## DATA RECORDS
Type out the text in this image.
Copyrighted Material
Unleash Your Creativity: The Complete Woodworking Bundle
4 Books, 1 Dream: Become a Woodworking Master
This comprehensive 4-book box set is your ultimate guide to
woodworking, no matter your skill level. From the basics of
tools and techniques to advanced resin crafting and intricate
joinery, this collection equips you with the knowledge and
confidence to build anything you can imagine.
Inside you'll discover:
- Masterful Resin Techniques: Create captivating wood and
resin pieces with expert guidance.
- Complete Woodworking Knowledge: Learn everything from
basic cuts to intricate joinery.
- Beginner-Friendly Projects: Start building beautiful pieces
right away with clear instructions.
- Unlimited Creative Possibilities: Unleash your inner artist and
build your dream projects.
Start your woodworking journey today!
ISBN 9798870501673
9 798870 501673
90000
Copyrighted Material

## TASK INSTRUCTIONS
All lines holding the word "pieces" should be picked out and copied.

## TASK RESPONSE
resin pieces with expert guidance.
- Beginner-Friendly Projects: Start building beautiful pieces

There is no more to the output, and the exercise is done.